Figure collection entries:
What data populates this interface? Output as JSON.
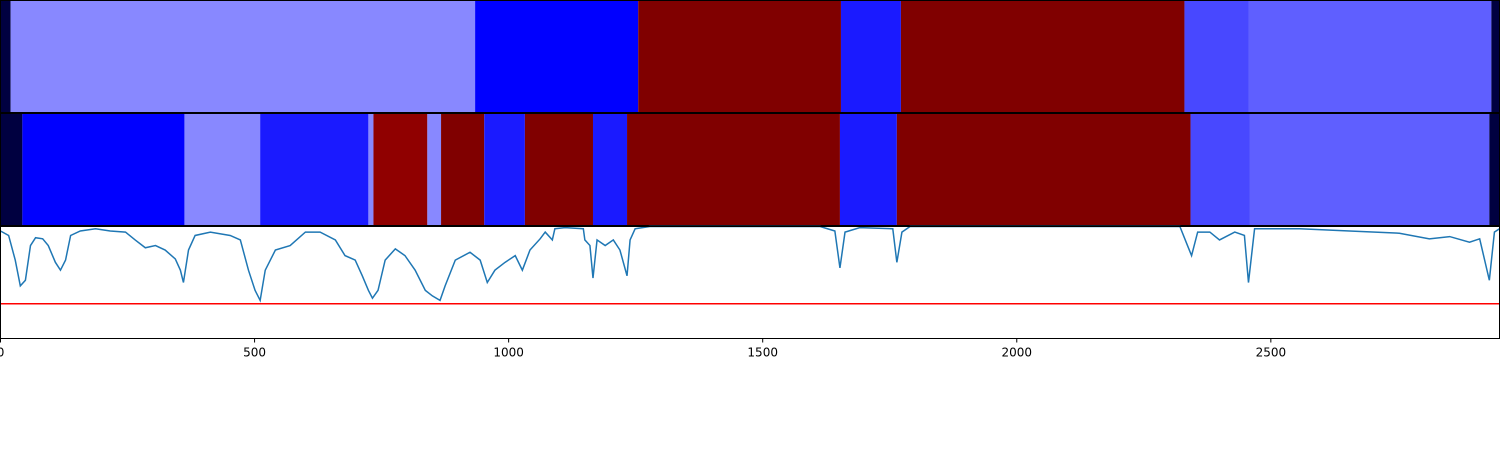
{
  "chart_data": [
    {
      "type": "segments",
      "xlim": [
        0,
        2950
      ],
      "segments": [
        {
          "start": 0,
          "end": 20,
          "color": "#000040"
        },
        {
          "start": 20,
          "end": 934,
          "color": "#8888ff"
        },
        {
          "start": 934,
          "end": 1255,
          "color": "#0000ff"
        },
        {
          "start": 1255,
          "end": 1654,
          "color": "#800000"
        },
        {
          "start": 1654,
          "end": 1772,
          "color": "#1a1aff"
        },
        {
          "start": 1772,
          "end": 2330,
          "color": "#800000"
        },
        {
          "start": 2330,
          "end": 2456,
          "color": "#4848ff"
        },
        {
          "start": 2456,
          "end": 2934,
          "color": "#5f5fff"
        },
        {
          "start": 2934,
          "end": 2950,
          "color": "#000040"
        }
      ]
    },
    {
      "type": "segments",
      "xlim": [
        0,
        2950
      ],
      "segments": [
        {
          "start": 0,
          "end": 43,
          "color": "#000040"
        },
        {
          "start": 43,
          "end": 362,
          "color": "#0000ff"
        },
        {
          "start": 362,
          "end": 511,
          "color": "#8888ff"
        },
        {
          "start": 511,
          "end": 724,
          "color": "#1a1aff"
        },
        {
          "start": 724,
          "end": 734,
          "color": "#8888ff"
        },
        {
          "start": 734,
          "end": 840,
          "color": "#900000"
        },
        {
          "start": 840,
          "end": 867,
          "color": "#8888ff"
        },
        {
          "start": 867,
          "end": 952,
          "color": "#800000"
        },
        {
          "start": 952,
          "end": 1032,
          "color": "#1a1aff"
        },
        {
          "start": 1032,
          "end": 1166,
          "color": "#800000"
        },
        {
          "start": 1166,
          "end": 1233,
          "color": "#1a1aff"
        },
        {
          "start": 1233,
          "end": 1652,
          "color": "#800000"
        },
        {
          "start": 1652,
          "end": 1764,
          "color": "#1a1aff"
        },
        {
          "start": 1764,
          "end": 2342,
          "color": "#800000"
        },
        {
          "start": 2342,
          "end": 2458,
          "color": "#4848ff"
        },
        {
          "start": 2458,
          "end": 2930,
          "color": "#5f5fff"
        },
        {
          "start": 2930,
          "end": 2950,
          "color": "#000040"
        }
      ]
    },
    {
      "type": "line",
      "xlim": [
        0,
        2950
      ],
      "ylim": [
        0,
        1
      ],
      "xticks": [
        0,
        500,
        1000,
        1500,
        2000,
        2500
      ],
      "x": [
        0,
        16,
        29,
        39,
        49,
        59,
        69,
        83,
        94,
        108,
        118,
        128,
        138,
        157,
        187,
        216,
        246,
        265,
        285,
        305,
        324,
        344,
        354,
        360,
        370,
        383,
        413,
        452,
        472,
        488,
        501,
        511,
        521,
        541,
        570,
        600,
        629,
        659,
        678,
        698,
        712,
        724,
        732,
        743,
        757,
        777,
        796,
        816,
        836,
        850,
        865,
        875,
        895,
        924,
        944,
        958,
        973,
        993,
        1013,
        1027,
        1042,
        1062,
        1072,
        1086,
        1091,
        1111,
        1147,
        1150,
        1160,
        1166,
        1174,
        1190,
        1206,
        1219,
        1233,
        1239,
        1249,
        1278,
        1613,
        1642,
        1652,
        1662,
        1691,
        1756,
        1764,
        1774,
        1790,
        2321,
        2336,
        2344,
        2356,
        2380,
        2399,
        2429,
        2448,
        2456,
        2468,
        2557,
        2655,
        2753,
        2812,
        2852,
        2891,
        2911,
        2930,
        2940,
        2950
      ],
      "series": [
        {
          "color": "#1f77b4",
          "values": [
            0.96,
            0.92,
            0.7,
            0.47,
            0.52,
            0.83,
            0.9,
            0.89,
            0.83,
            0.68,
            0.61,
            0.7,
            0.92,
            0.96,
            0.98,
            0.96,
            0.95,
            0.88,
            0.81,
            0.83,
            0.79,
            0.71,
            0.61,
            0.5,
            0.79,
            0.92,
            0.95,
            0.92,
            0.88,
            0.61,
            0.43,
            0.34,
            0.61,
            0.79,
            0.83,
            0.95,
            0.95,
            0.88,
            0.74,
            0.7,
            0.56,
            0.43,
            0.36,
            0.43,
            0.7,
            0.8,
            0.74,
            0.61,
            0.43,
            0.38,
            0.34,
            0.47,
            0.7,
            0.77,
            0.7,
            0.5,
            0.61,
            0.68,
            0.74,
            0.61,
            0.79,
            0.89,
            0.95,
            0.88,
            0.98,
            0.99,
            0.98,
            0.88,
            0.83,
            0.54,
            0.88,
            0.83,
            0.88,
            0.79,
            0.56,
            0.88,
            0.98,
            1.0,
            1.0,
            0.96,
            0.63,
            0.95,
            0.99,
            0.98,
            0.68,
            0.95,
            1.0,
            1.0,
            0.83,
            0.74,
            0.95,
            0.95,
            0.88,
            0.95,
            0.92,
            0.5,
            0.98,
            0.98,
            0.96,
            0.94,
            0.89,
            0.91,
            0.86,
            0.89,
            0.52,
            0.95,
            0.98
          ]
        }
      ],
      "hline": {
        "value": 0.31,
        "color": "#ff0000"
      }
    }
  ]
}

---

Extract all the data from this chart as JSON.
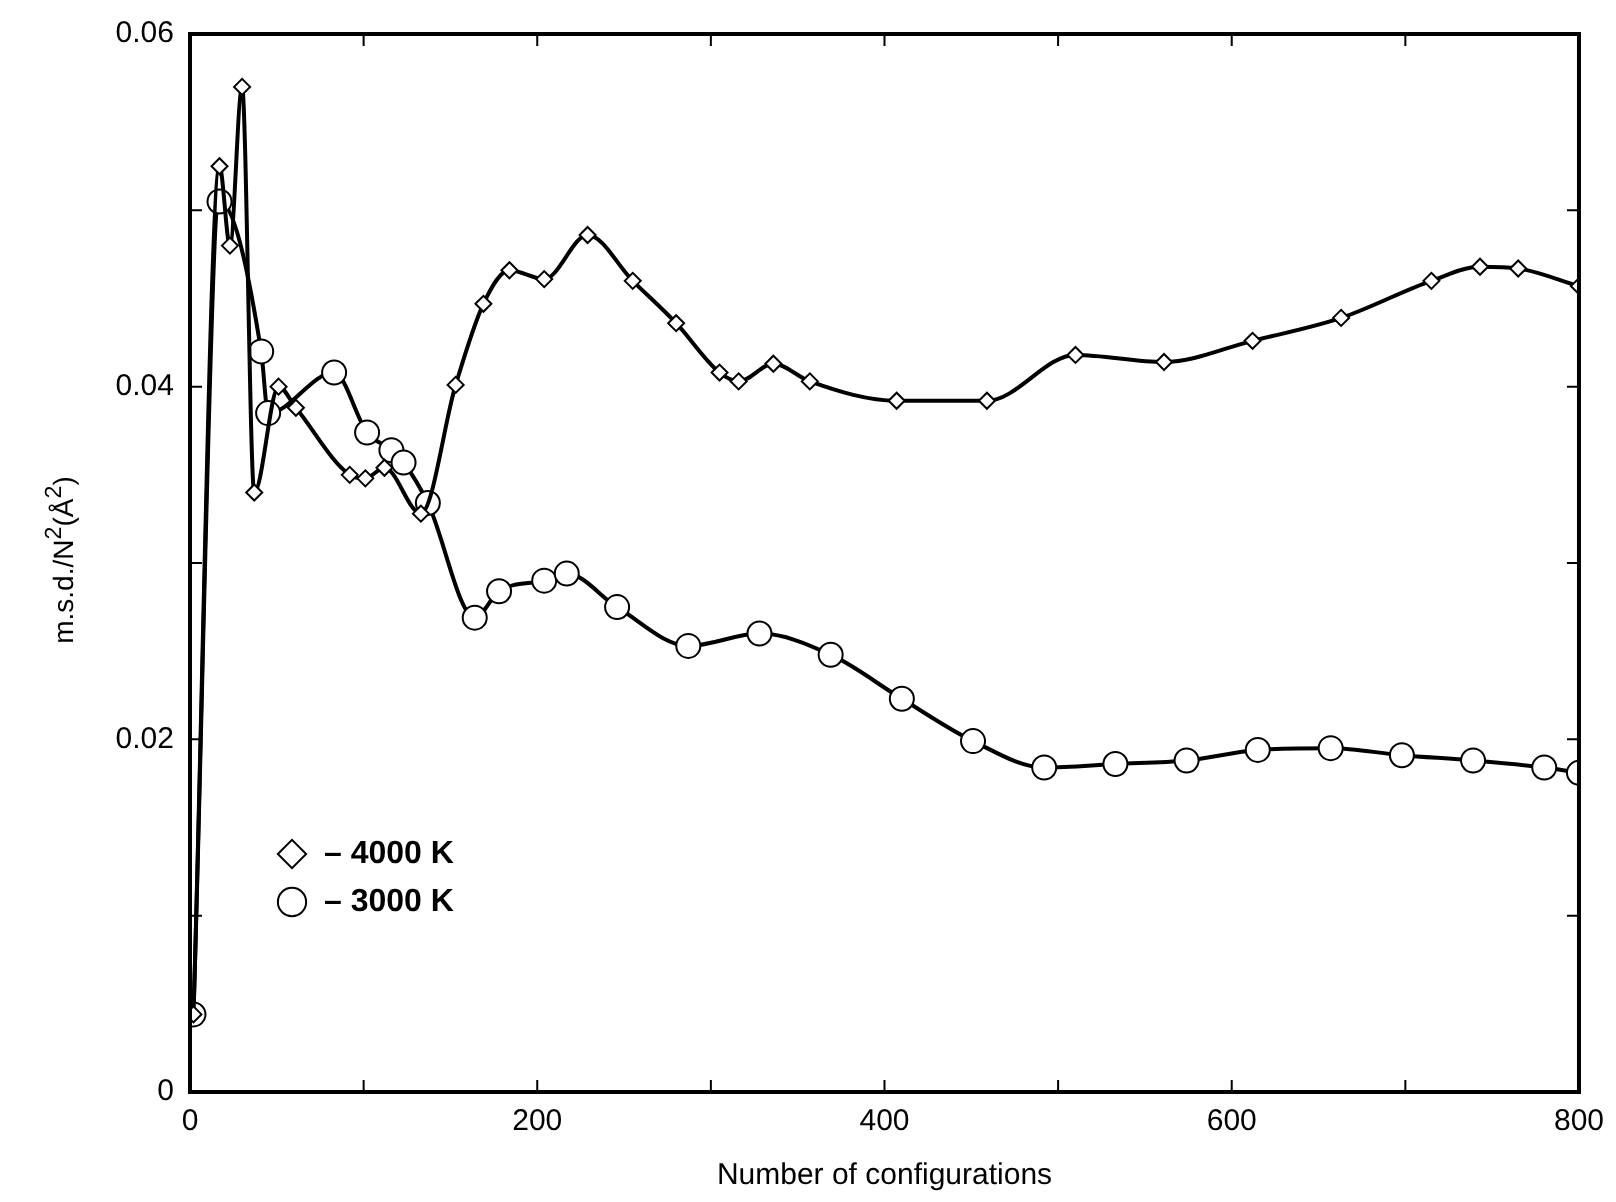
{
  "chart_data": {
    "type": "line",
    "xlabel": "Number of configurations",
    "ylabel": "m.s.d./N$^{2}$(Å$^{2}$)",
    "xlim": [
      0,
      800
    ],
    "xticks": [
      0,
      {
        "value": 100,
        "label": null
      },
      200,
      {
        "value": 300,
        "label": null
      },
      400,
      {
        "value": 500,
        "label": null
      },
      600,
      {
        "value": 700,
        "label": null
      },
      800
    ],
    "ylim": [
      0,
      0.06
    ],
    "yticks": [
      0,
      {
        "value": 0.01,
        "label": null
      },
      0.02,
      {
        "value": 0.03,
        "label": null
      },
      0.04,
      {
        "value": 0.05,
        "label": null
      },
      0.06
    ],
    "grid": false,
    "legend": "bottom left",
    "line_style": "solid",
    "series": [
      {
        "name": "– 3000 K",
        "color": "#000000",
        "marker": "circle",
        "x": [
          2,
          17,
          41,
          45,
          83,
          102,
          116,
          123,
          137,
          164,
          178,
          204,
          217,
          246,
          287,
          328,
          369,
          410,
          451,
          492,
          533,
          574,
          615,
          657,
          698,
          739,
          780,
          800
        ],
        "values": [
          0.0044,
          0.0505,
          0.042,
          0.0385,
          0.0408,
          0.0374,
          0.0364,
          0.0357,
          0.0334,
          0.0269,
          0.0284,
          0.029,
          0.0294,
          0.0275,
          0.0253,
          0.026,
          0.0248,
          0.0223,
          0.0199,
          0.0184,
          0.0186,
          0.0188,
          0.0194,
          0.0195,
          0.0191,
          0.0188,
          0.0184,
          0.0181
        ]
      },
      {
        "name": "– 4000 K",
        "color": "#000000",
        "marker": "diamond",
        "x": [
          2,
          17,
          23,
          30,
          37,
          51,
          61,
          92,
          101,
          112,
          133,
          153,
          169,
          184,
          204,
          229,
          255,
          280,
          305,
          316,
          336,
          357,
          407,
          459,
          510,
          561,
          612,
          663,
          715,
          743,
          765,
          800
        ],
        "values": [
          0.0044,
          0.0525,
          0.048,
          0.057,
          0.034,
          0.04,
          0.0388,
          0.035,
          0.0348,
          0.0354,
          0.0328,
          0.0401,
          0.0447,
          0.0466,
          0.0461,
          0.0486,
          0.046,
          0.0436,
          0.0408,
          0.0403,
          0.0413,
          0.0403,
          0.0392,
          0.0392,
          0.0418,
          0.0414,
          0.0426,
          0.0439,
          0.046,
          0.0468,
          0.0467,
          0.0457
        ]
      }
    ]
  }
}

---

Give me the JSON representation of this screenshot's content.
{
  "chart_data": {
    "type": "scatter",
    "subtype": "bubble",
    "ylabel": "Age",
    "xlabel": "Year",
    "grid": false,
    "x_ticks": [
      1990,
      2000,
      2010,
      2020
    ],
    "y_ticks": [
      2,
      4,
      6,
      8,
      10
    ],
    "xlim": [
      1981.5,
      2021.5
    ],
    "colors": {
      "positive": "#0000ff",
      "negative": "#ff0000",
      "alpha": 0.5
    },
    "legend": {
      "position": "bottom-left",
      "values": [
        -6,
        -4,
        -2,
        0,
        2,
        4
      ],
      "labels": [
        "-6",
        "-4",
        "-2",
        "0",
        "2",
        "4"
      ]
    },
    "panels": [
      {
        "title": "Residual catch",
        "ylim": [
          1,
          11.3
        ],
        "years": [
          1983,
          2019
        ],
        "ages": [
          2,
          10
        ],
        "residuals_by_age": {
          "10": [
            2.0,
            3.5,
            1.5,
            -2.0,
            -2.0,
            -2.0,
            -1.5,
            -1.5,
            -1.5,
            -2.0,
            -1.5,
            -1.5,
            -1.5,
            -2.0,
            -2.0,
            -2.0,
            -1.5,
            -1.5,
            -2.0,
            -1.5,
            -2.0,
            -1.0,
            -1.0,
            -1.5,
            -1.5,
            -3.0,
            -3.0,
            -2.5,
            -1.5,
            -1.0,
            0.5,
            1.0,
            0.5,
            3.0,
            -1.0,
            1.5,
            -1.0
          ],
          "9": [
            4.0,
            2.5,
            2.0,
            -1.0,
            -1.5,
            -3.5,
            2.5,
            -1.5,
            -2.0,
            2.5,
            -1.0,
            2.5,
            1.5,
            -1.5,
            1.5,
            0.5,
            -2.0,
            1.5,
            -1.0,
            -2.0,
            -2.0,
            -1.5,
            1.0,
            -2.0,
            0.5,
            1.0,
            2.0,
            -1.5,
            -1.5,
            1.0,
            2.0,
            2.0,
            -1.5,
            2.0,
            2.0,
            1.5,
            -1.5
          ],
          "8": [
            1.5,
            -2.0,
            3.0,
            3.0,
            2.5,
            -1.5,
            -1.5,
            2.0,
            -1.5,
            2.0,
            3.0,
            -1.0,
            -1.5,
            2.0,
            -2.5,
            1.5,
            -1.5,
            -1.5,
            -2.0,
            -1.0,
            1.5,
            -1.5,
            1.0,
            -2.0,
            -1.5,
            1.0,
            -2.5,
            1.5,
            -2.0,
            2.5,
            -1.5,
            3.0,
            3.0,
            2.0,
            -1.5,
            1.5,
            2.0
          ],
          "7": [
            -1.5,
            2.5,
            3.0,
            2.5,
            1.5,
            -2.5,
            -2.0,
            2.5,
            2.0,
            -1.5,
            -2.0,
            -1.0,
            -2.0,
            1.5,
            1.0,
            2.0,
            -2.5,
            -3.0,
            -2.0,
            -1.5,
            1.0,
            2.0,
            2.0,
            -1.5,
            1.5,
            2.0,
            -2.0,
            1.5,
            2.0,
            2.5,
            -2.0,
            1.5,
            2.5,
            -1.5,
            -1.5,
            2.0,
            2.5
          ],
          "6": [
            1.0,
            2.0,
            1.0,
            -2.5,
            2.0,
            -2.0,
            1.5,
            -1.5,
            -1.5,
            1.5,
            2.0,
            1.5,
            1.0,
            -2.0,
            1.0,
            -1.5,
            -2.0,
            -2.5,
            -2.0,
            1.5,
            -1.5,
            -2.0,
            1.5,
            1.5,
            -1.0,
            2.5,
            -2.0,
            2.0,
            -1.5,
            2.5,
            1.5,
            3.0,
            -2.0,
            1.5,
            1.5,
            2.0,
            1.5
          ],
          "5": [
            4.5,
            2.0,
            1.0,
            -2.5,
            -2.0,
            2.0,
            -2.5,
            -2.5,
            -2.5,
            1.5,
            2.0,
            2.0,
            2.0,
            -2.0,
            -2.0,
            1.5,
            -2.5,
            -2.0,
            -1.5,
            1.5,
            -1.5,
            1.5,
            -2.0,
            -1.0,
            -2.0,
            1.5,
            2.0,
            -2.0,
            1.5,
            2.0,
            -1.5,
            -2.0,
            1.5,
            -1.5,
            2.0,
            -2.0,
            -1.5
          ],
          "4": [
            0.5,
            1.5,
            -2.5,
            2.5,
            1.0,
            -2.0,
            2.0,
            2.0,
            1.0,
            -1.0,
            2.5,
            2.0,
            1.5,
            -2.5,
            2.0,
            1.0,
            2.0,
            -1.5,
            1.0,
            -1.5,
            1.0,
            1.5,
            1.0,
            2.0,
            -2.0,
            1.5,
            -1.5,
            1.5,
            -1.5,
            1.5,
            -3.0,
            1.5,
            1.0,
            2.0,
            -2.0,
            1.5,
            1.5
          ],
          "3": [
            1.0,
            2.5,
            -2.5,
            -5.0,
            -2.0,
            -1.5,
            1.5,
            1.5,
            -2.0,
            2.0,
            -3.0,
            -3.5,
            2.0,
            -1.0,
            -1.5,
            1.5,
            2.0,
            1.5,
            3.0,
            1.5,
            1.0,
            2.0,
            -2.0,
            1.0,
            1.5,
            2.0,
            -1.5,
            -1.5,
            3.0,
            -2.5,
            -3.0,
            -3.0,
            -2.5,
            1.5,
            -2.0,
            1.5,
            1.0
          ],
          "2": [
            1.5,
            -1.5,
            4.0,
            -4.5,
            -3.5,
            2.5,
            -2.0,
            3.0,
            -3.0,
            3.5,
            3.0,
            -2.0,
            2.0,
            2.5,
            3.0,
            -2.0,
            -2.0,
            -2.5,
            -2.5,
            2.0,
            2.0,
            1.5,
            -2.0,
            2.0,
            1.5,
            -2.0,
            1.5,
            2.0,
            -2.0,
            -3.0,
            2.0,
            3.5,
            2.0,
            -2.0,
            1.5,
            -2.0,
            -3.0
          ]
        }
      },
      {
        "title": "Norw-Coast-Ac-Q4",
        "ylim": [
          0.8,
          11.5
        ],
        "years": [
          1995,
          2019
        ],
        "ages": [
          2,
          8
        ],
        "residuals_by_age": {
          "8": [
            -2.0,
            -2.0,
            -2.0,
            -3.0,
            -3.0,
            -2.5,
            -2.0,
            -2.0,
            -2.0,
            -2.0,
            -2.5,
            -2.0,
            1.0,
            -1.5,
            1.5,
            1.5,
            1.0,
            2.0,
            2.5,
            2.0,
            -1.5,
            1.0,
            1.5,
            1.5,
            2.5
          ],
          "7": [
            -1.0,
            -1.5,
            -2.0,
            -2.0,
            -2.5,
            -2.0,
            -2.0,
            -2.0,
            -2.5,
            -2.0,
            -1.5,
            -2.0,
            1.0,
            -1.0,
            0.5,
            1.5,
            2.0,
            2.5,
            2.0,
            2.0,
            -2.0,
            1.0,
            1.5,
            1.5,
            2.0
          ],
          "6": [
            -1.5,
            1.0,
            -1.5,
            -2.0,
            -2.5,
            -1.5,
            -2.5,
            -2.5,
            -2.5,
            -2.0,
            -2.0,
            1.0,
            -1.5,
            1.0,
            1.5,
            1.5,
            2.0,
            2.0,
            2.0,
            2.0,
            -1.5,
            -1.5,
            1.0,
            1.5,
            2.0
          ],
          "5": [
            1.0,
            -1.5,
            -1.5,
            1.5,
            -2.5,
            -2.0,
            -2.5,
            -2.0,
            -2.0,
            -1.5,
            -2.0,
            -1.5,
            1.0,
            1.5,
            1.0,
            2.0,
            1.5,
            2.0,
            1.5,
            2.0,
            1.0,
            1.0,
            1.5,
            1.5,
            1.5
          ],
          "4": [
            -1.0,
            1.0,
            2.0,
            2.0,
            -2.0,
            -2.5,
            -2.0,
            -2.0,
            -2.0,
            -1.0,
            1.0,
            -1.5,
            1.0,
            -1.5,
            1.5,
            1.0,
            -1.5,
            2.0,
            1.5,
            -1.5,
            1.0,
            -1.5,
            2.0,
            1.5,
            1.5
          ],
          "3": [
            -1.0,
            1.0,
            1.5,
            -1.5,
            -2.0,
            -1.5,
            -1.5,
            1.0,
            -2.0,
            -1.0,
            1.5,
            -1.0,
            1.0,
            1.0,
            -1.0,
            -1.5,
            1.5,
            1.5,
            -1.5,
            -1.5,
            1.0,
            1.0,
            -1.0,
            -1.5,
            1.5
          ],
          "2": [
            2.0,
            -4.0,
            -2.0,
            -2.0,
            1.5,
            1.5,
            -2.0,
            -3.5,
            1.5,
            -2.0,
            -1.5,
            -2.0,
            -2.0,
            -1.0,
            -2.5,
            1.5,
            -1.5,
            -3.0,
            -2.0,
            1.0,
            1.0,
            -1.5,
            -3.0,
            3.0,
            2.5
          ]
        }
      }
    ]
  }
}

* Directions *
Locate the lines above that contain "bottom" and copy them.

* Exercise response *
    "legend": "bottom left",
      "position": "bottom-left",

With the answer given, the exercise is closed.